• _Task inputs_:
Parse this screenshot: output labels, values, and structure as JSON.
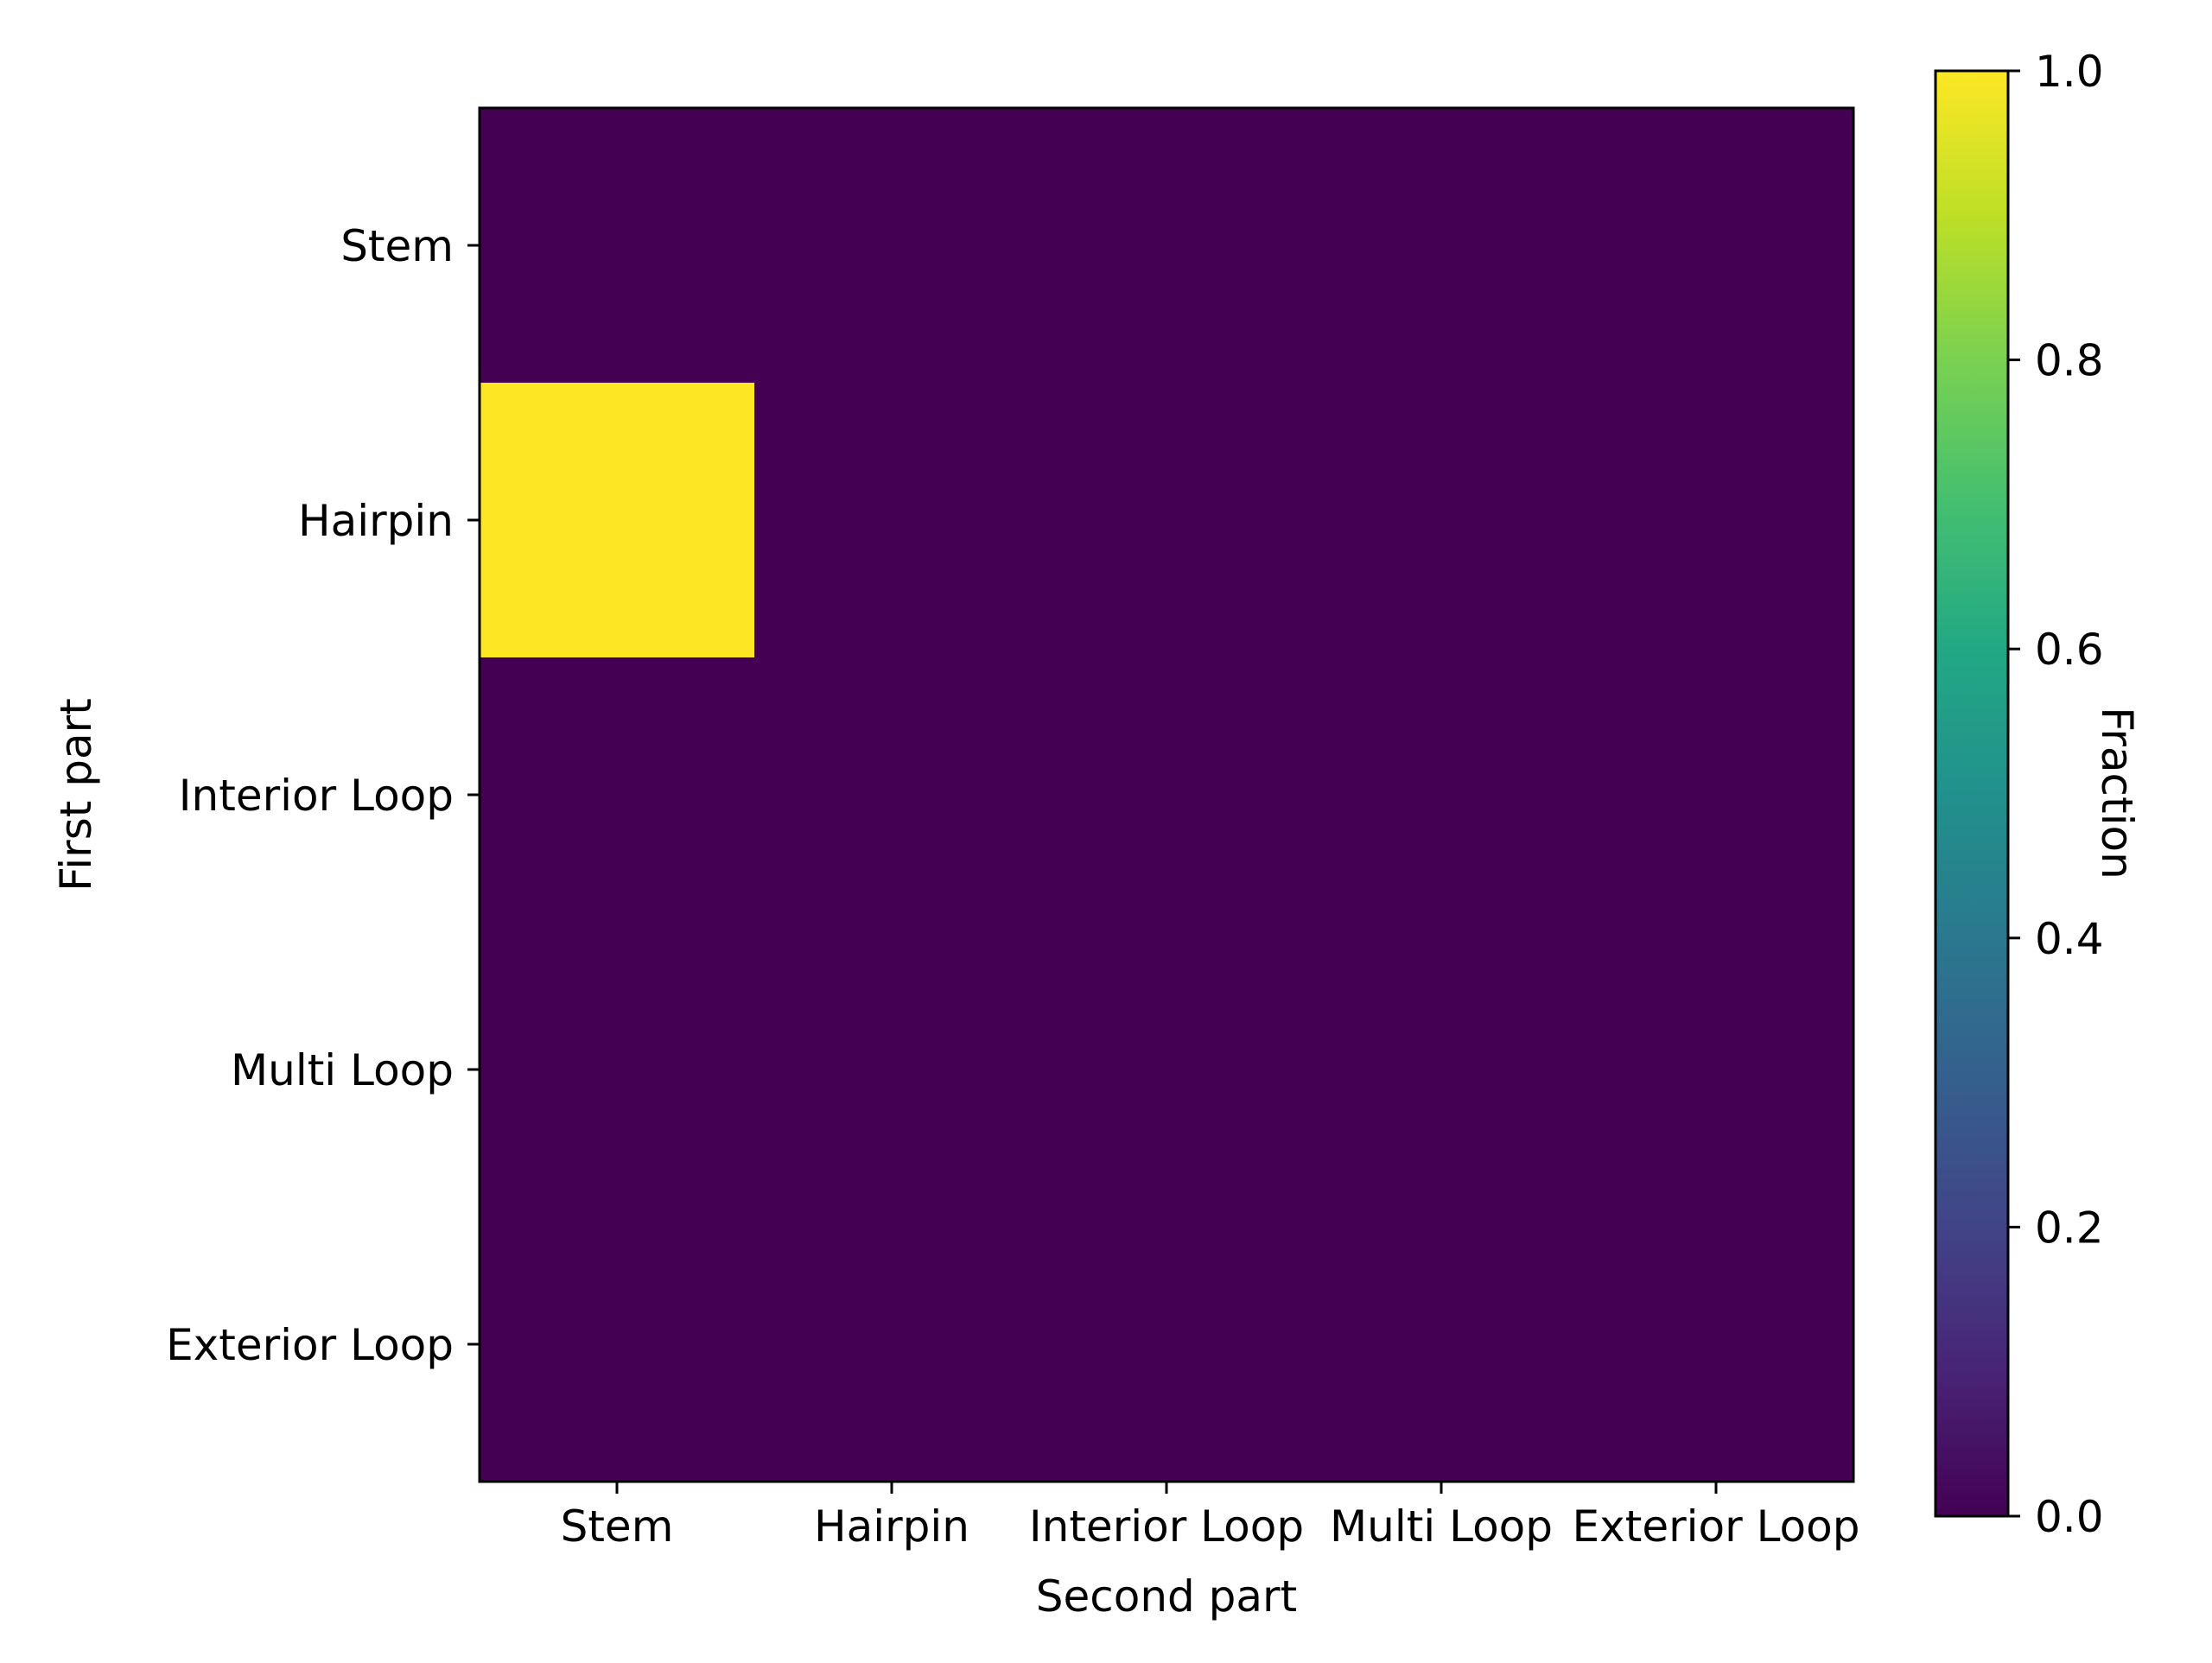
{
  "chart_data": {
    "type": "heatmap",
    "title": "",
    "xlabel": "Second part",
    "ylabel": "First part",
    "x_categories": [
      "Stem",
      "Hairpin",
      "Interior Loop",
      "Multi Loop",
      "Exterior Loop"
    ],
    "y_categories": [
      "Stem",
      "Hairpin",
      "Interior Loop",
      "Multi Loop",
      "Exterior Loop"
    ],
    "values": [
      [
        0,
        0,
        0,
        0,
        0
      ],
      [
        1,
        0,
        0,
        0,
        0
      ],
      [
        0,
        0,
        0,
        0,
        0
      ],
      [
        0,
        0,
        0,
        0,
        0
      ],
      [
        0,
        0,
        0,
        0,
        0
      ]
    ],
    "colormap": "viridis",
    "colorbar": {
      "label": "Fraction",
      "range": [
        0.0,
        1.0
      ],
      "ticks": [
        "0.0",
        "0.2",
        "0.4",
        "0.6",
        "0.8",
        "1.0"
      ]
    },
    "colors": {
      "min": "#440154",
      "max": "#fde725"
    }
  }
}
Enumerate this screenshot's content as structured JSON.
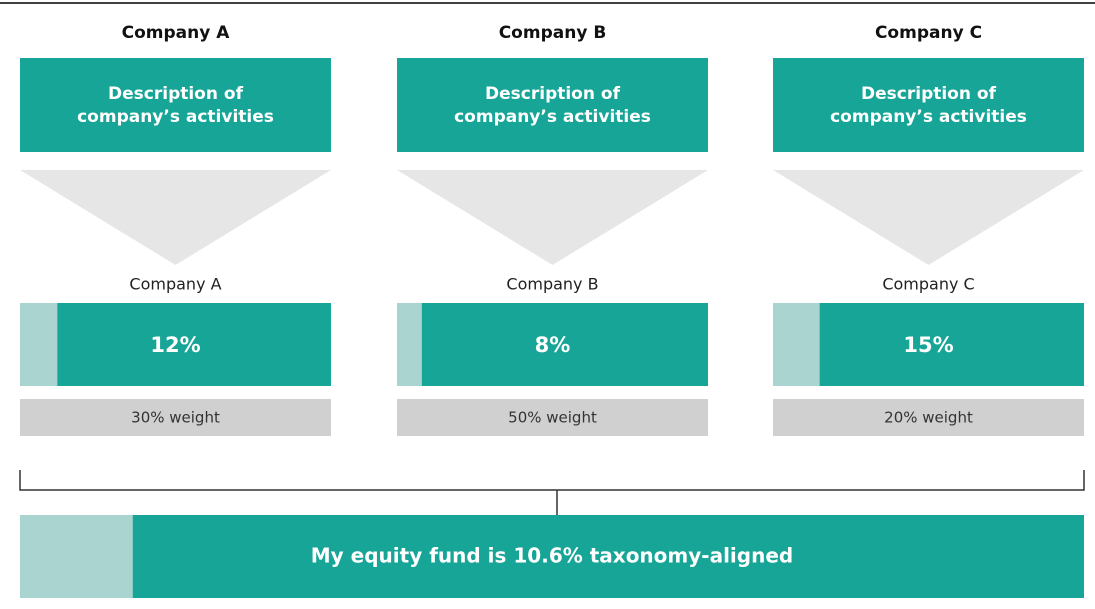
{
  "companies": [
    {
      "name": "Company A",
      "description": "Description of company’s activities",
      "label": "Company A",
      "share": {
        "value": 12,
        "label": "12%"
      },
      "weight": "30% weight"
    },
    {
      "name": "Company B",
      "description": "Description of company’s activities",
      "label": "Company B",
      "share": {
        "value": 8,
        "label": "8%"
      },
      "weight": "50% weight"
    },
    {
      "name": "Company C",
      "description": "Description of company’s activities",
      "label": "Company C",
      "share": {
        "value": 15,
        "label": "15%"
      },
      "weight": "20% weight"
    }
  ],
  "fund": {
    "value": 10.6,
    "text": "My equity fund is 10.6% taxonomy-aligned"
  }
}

• _Required task_: Print once more, exactly, the lines from the one with "Enumerate this screenshot's" through the last line of the data, both ends included, without any pictures.

• _Complete response_:
Enumerate this screenshot's content as structured JSON.
{
  "companies": [
    {
      "name": "Company A",
      "description": "Description of company’s activities",
      "label": "Company A",
      "share": {
        "value": 12,
        "label": "12%"
      },
      "weight": "30% weight"
    },
    {
      "name": "Company B",
      "description": "Description of company’s activities",
      "label": "Company B",
      "share": {
        "value": 8,
        "label": "8%"
      },
      "weight": "50% weight"
    },
    {
      "name": "Company C",
      "description": "Description of company’s activities",
      "label": "Company C",
      "share": {
        "value": 15,
        "label": "15%"
      },
      "weight": "20% weight"
    }
  ],
  "fund": {
    "value": 10.6,
    "text": "My equity fund is 10.6% taxonomy-aligned"
  }
}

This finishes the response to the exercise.